(GOAL OF THE EXERCISE):
Gather every line below where "screenshot" appears.

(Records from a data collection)

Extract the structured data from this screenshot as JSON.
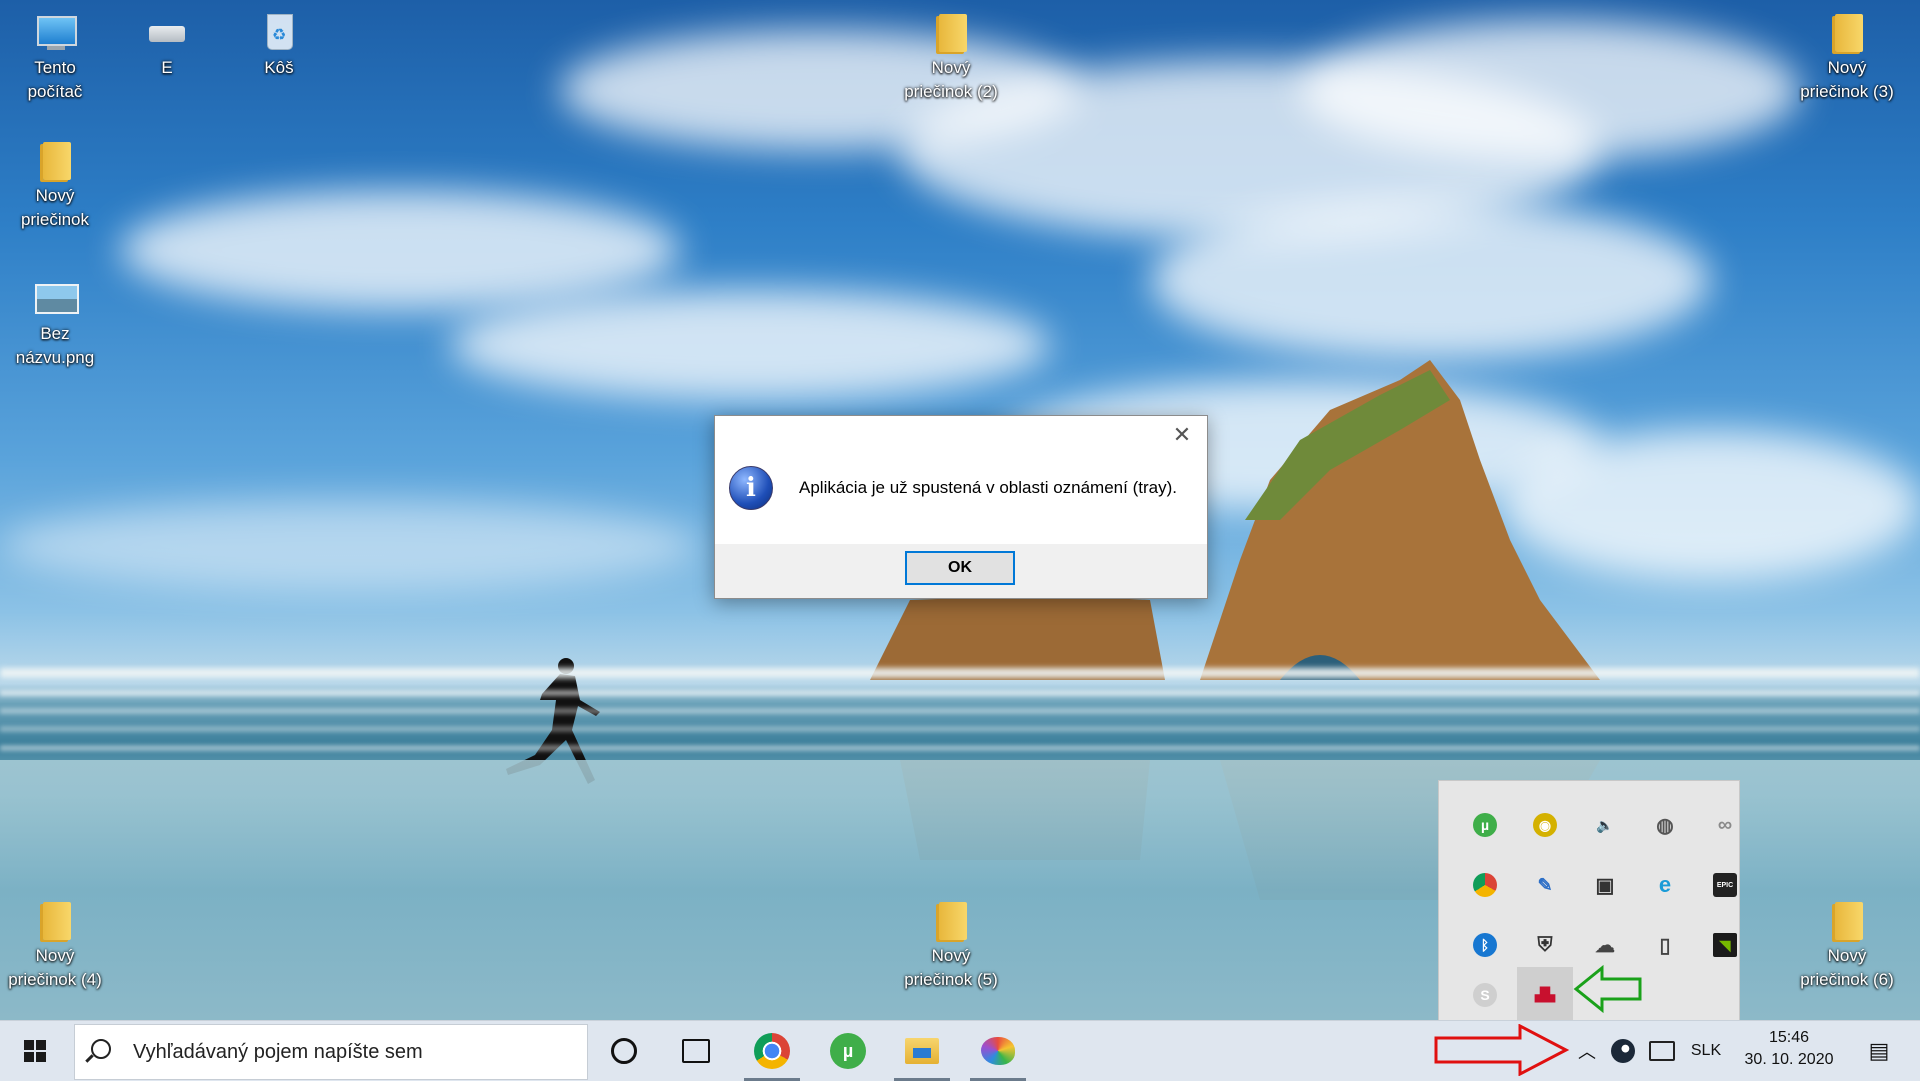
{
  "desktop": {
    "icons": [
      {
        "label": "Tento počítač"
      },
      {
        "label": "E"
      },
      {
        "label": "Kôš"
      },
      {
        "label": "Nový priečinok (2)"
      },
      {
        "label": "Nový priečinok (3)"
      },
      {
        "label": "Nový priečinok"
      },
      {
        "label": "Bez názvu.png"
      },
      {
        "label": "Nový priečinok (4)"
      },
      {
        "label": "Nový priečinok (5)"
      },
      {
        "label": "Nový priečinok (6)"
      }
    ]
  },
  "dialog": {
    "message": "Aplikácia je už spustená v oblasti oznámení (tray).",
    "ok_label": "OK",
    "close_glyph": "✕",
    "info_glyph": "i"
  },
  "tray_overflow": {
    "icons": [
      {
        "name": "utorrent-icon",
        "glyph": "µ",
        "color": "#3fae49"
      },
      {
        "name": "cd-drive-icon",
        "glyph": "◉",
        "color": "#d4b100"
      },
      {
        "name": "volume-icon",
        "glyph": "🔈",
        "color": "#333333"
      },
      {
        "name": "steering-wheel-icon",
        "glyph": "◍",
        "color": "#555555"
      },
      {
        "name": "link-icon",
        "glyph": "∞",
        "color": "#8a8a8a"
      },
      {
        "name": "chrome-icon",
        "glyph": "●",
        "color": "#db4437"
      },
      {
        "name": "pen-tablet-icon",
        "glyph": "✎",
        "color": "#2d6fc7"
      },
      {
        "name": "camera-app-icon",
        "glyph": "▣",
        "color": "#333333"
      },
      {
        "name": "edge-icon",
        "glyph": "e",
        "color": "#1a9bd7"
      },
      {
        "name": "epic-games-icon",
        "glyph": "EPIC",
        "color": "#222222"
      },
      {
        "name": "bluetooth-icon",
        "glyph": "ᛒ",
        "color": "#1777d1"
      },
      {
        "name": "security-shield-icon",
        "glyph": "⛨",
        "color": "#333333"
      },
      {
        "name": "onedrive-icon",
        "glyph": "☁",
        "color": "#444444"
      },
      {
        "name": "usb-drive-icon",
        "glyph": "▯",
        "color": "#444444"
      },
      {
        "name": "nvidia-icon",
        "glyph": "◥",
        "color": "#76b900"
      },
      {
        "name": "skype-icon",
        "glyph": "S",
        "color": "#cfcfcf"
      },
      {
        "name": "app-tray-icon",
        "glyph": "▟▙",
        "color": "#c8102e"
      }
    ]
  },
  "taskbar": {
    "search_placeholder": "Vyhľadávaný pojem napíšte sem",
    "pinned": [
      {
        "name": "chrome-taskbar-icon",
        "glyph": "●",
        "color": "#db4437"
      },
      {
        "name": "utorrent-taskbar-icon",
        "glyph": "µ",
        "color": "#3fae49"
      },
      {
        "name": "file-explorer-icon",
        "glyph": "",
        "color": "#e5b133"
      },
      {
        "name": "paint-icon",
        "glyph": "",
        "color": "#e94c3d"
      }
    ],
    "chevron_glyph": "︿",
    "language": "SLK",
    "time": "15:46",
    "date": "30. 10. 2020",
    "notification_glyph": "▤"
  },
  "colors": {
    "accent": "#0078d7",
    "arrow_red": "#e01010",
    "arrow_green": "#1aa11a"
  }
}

--

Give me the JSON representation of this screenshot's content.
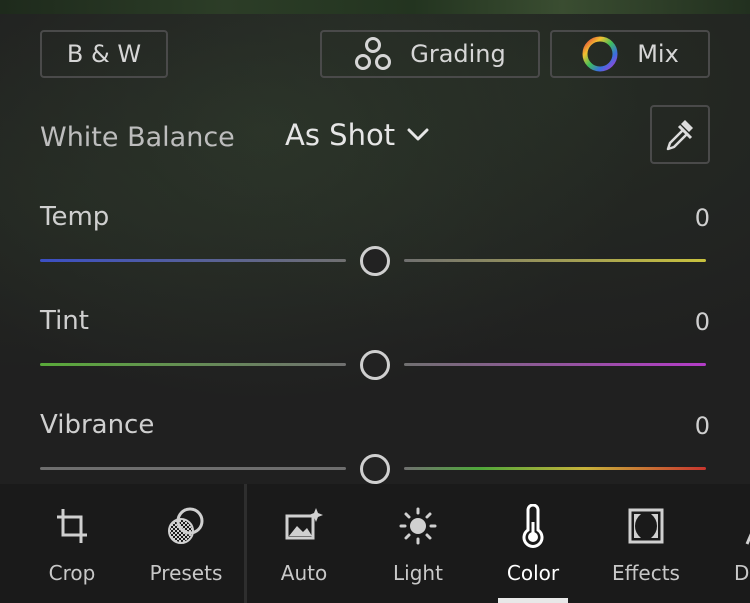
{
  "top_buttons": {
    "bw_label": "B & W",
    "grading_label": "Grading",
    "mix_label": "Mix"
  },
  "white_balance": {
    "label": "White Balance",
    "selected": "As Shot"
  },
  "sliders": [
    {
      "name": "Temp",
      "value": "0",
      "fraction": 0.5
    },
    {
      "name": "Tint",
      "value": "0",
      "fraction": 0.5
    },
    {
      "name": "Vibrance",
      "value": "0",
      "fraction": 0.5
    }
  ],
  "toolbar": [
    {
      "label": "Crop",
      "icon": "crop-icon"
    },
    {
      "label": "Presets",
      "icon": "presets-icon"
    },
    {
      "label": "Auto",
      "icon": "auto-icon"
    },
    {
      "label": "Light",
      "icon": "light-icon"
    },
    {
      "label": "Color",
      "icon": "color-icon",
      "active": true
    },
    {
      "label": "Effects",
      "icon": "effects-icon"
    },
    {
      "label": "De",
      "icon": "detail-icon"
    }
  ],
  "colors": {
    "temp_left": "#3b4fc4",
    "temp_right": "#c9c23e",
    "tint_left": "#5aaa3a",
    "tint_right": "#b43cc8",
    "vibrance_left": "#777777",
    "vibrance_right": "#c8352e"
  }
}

(THE ANSWER):
Extract the structured data from this screenshot as JSON.
Give me the JSON representation of this screenshot's content.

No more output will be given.